SET EXERCISE:
Skip the pictures. Transcribe the rest of the data below without changing a word.

Dataset items:
>> START

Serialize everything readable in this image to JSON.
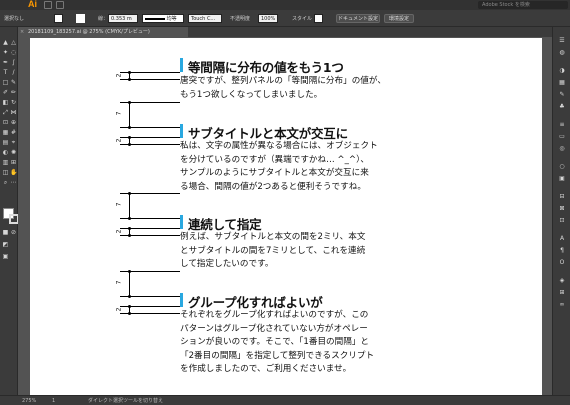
{
  "app": {
    "logo": "Ai",
    "search_placeholder": "Adobe Stock を検索"
  },
  "controlbar": {
    "selection_label": "選択なし",
    "stroke_label": "線：",
    "stroke_width": "0.353 m",
    "stroke_profile": "均等",
    "brush": "Touch C...",
    "opacity_label": "不透明度",
    "opacity_value": "100%",
    "style_label": "スタイル",
    "doc_setup_button": "ドキュメント設定",
    "prefs_button": "環境設定"
  },
  "tab": {
    "title": "20181109_183257.ai @ 275% (CMYK/プレビュー)",
    "close": "×"
  },
  "guides": [
    {
      "label": "2"
    },
    {
      "label": "7"
    },
    {
      "label": "2"
    },
    {
      "label": "7"
    },
    {
      "label": "2"
    },
    {
      "label": "7"
    },
    {
      "label": "2"
    }
  ],
  "sections": [
    {
      "title": "等間隔に分布の値をもう1つ",
      "body": [
        "唐突ですが、整列パネルの「等間隔に分布」の値が、",
        "もう1つ欲しくなってしまいました。"
      ]
    },
    {
      "title": "サブタイトルと本文が交互に",
      "body": [
        "私は、文字の属性が異なる場合には、オブジェクト",
        "を分けているのですが（異端ですかね… ^_^）、",
        "サンプルのようにサブタイトルと本文が交互に来",
        "る場合、間隔の値が2つあると便利そうですね。"
      ]
    },
    {
      "title": "連続して指定",
      "body": [
        "例えば、サブタイトルと本文の間を2ミリ、本文",
        "とサブタイトルの間を7ミリとして、これを連続",
        "して指定したいのです。"
      ]
    },
    {
      "title": "グループ化すればよいが",
      "body": [
        "それぞれをグループ化すればよいのですが、この",
        "パターンはグループ化されていない方がオペレー",
        "ションが良いのです。そこで、「1番目の間隔」と",
        "「2番目の間隔」を指定して整列できるスクリプト",
        "を作成しましたので、ご利用くださいませ。"
      ]
    }
  ],
  "status": {
    "zoom": "275%",
    "page": "1",
    "tool_hint": "ダイレクト選択ツールを切り替え"
  }
}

>> END

OUTPUT BELOW:
Serialize everything readable in this image to JSON.
{
  "app": {
    "logo": "Ai",
    "search_placeholder": "Adobe Stock を検索"
  },
  "controlbar": {
    "selection_label": "選択なし",
    "stroke_label": "線：",
    "stroke_width": "0.353 m",
    "stroke_profile": "均等",
    "brush": "Touch C...",
    "opacity_label": "不透明度",
    "opacity_value": "100%",
    "style_label": "スタイル",
    "doc_setup_button": "ドキュメント設定",
    "prefs_button": "環境設定"
  },
  "tab": {
    "title": "20181109_183257.ai @ 275% (CMYK/プレビュー)",
    "close": "×"
  },
  "guides": [
    {
      "label": "2"
    },
    {
      "label": "7"
    },
    {
      "label": "2"
    },
    {
      "label": "7"
    },
    {
      "label": "2"
    },
    {
      "label": "7"
    },
    {
      "label": "2"
    }
  ],
  "sections": [
    {
      "title": "等間隔に分布の値をもう1つ",
      "body": [
        "唐突ですが、整列パネルの「等間隔に分布」の値が、",
        "もう1つ欲しくなってしまいました。"
      ]
    },
    {
      "title": "サブタイトルと本文が交互に",
      "body": [
        "私は、文字の属性が異なる場合には、オブジェクト",
        "を分けているのですが（異端ですかね… ^_^）、",
        "サンプルのようにサブタイトルと本文が交互に来",
        "る場合、間隔の値が2つあると便利そうですね。"
      ]
    },
    {
      "title": "連続して指定",
      "body": [
        "例えば、サブタイトルと本文の間を2ミリ、本文",
        "とサブタイトルの間を7ミリとして、これを連続",
        "して指定したいのです。"
      ]
    },
    {
      "title": "グループ化すればよいが",
      "body": [
        "それぞれをグループ化すればよいのですが、この",
        "パターンはグループ化されていない方がオペレー",
        "ションが良いのです。そこで、「1番目の間隔」と",
        "「2番目の間隔」を指定して整列できるスクリプト",
        "を作成しましたので、ご利用くださいませ。"
      ]
    }
  ],
  "status": {
    "zoom": "275%",
    "page": "1",
    "tool_hint": "ダイレクト選択ツールを切り替え"
  }
}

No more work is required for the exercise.